### The request
Would you copy out the whole listing exactly as given?

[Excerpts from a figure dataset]
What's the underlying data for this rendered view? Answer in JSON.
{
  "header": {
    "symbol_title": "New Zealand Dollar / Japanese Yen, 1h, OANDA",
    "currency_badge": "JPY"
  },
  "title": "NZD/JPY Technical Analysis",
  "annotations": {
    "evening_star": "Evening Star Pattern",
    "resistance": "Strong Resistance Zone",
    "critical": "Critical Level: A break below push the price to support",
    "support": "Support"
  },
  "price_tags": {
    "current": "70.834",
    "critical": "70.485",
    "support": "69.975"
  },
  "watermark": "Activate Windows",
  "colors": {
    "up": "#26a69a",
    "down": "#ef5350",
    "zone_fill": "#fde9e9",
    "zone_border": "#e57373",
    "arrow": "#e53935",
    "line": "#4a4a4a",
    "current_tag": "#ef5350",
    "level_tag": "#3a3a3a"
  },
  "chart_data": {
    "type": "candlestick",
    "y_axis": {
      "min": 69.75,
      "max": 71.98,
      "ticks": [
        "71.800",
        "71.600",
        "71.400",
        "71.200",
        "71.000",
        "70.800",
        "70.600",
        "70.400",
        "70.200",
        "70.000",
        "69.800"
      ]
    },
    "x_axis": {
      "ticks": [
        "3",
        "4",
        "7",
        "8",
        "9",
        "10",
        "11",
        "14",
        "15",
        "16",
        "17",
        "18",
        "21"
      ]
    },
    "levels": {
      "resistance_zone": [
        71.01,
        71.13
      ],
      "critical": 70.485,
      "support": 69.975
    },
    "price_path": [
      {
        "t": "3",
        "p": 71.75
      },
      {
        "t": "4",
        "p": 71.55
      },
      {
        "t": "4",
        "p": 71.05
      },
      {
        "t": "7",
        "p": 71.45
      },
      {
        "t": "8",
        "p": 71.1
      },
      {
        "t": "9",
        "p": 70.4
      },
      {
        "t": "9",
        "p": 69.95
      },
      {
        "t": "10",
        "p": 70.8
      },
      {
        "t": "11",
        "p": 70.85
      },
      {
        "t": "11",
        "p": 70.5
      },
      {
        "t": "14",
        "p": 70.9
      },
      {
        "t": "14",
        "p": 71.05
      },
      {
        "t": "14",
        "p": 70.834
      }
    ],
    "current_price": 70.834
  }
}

### Output of the exercise
What's the underlying data for this rendered view? Answer in JSON.
{
  "header": {
    "symbol_title": "New Zealand Dollar / Japanese Yen, 1h, OANDA",
    "currency_badge": "JPY"
  },
  "title": "NZD/JPY Technical Analysis",
  "annotations": {
    "evening_star": "Evening Star Pattern",
    "resistance": "Strong Resistance Zone",
    "critical": "Critical Level: A break below push the price to support",
    "support": "Support"
  },
  "price_tags": {
    "current": "70.834",
    "critical": "70.485",
    "support": "69.975"
  },
  "watermark": "Activate Windows",
  "colors": {
    "up": "#26a69a",
    "down": "#ef5350",
    "zone_fill": "#fde9e9",
    "zone_border": "#e57373",
    "arrow": "#e53935",
    "line": "#4a4a4a",
    "current_tag": "#ef5350",
    "level_tag": "#3a3a3a"
  },
  "chart_data": {
    "type": "candlestick",
    "y_axis": {
      "min": 69.75,
      "max": 71.98,
      "ticks": [
        "71.800",
        "71.600",
        "71.400",
        "71.200",
        "71.000",
        "70.800",
        "70.600",
        "70.400",
        "70.200",
        "70.000",
        "69.800"
      ]
    },
    "x_axis": {
      "ticks": [
        "3",
        "4",
        "7",
        "8",
        "9",
        "10",
        "11",
        "14",
        "15",
        "16",
        "17",
        "18",
        "21"
      ]
    },
    "levels": {
      "resistance_zone": [
        71.01,
        71.13
      ],
      "critical": 70.485,
      "support": 69.975
    },
    "price_path": [
      {
        "t": "3",
        "p": 71.75
      },
      {
        "t": "4",
        "p": 71.55
      },
      {
        "t": "4",
        "p": 71.05
      },
      {
        "t": "7",
        "p": 71.45
      },
      {
        "t": "8",
        "p": 71.1
      },
      {
        "t": "9",
        "p": 70.4
      },
      {
        "t": "9",
        "p": 69.95
      },
      {
        "t": "10",
        "p": 70.8
      },
      {
        "t": "11",
        "p": 70.85
      },
      {
        "t": "11",
        "p": 70.5
      },
      {
        "t": "14",
        "p": 70.9
      },
      {
        "t": "14",
        "p": 71.05
      },
      {
        "t": "14",
        "p": 70.834
      }
    ],
    "current_price": 70.834
  }
}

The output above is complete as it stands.